# Consigne 1
Répondez à ces questions sur l'extrait sur les pierres du Nord Potosi :
(a) Quelles pierres les habitants craignent-ils ?
(b) Où la personne qui rapporte le récit devait-elle se rendre le lendemain ?
(c) D'après Venancia, sous quelle forme la pierre apparaît-elle aux filles ?
# Consigne 2
Poursuivez l'extrait sur les pierres du Nord Potosi au-delà de sa dernière phrase.

# Extrait fourni
+-------+

4Au Nord Potosi, les habitants craignent certaines pierres, comme celles qui ont des cavités ou qui ont une forme particulière. Ces pierres seraient vivantes et pourraient agresser les passants. Elles frapperaient les hommes, violeraient les femmes et mangeraient leur animu. En outre, elles sont aussi réputées se transformer en humains afin de séduire leurs victimes ou bien de les mettre en confiance. Ces pierres sont considérées comme étant une forme prise par Nina k’araq pour se manifester. C’est dans ce contexte que Venancia nous délivra ce cuento. Elle venait de me mettre en garde contre ces pierres car je devais partir le lendemain à Urur Uma :
« V. : On dit qu’il y a une pierre. Une femme en pierre. Comme une femme. La tresse également à sa place. Comme ça, les jambes étendues. On dit qu’elle est en train de tisser une ceinture, qu’elle ne fait que tisser avec la pointe pour tisser [estaca].
N. : Est-ce que cette femme en pierre y est toujours aujourd’hui ?
V. : “Aujourd’hui encore elle est assise là”, dit-on. Cette pierre lui [elle me désigne] apparaîtrait comme un jeune. Cette femme... Elle se convertit en femme, elle se convertit en un jeune. On dit qu’un jeune homme séduisant apparaît aux filles et qu’une femme apparaît aux hommes. Probablement cette femme se transforme en homme, en femme. Ensuite elle apparaît à chaque personne qui passe probablement. Qu’une fille y aille, tu vas voir ! Ton amoureux t’apparaîtra bien. Tu lui parlerais, c’est clair. Que l’homme vienne ! Que la fille vienne ! Elle lui apparaît comme son fiancé. Elle est en train de tisser. “Aïe la lune morte, c’est dangereux. C’est la lune morte. Elle disparaît, la lune disparaît, elle disparaît” dit-on. C’est là que notre mois descend [menstrues]. “C’est là qu’est le diable”, dit-on. Ensuite, il se transforme en tout, oui. C’est probablement là que les fous aussi deviennent fous [...] On dit que c’est là qu’il [le diable] prend. “C’est dangereux là. Il est venu dans cette colline”, a-t-il dit. Mon grand-père me racontait comme ça, oui : “Elle est venue. Qu’est-ce qu’on va faire maintenant ? Ils sont venus, ils sont venus.” La fille lui est apparue, sa copine lui est apparue. Il se rendait probablement chez elle. Mon grand-père me racontait comme ça. Comme si Mario allait chez sa copine et que sa copine lui apparaissait. “Une fille jolie, oui”, dit-on. “Où est-ce que tu vas ? Allons-y ensemble.” Et comme ça, il arrive à la maison en l’accompagnant. On dit qu’elle mange son âme » (Venancia et Natalia, Entre Ríos, originaires d’Aymaya).
« V : Tiyan nin rumi. Warmi rumimanta. Kikin warmi. Sap’anapis ayaqtasqa kay jina jayt’aqparisqa. Chumpita awachkan nin estakawan awachkallan nin.

+-------+

# Données présentées
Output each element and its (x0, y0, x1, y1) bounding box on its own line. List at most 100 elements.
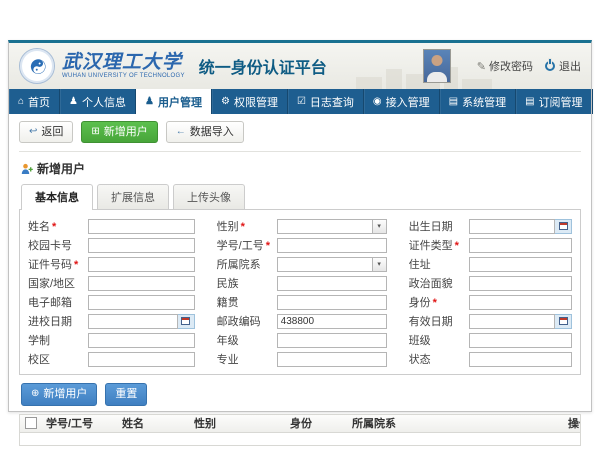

+-------+

# Réponse 1
(a) Les pierres qui ont des cavités ou une forme particulière.
(b) À Urur Uma.
(c) Sous la forme d'un jeune homme séduisant.

# Réponse 2
N. : Warmi rumipi kunankamachu kachkan.
V. : Kunankama chaypi chukukuchkan nin. Chay rumi joven payman rikhurinman. Chay warmiqa... Warmimantaq tukun. Jovenmantaq tukun. Símpatico joven rikhurin nin chicasmanqa Qharismanrí warmitaq rikhurin nin. Chay warmichá qharimantaq warmimantaq tukun. Chanta sapa rikusaqtachá rikhurin chica richun a ver. Sumaq enamoradoyki rikhurisunqa. Parlachillanki arí. Qharitaq jamunchun chicataq jamuchun. Chikun jina rikhuripun. Awachkan. Aïe urt’a peligroso arí. Jaire urt’apiqa chincan nin killa chinkan chinkan. Chaypi killanchikpis urayk’uwanchik. Chaypi nin supayqa. Chaymanta tukuy imaman tukun arí. Chaypichá locopis lokiyanku [...] Chaypi jap’in nin. Peligroso chaypi. Chay lomata jamusqa nin. Abueloy jina cuentaq arí. Jamusqa nin. Kunan imanasutaqri. Jamusqanku jamusqanku. Chicañataq rikhurisqa. Chicanpuni rikhurisqa. Chicanmanchá rin. Abueloy jina cuentaq. Marío chicaman rinman jina chican rikhurinman. Símpatica nin arí. Mayta richkanki. Compañakuna arí. Ajina compañaspalla wasiman chayan. Almanta thataykapun nin » (Venancia et Natalia, Entre Ríos, originaires d’Aymaya).
5Les métamorphoses de Nina k’araq se réaliseraient également pendant l’activité onirique. Ces apparitions servent à fournir une étiologie a posteriori mais aussi à justifier auprès de l’entourage le fait de faire des rêves érotiques, parfois, d’avoir des fantasmes érotiques1 :
« Bon, imaginons qu’il m’arrive ceci : de jolies filles se présentent à moi. Ça peut arriver. C’est comme ça. Le matin, après le rêve, il n’y a rien. Tu peux rêver comme ça. De beaux garçons peuvent t’apparaître dans ton rêve. Mais le jour suivant, il n’y a rien. À ton réveil, plus rien. Ça, je ne peux pas le dire mais peut-être que parfois, tu peux penser à ton mec et il peut se présenter dans tes rêves. Moi, ça m’arrive ça. Et le matin, en me réveillant, il n’y a plus rien : “Aah ! Où êtes-vous ? !” [rires]. Mais après, “Ça doit être Nina k’araq”, on se dit, “Aïe ! J’ai vu cette Nina k’araq” » (Erasmo, Urur Uma).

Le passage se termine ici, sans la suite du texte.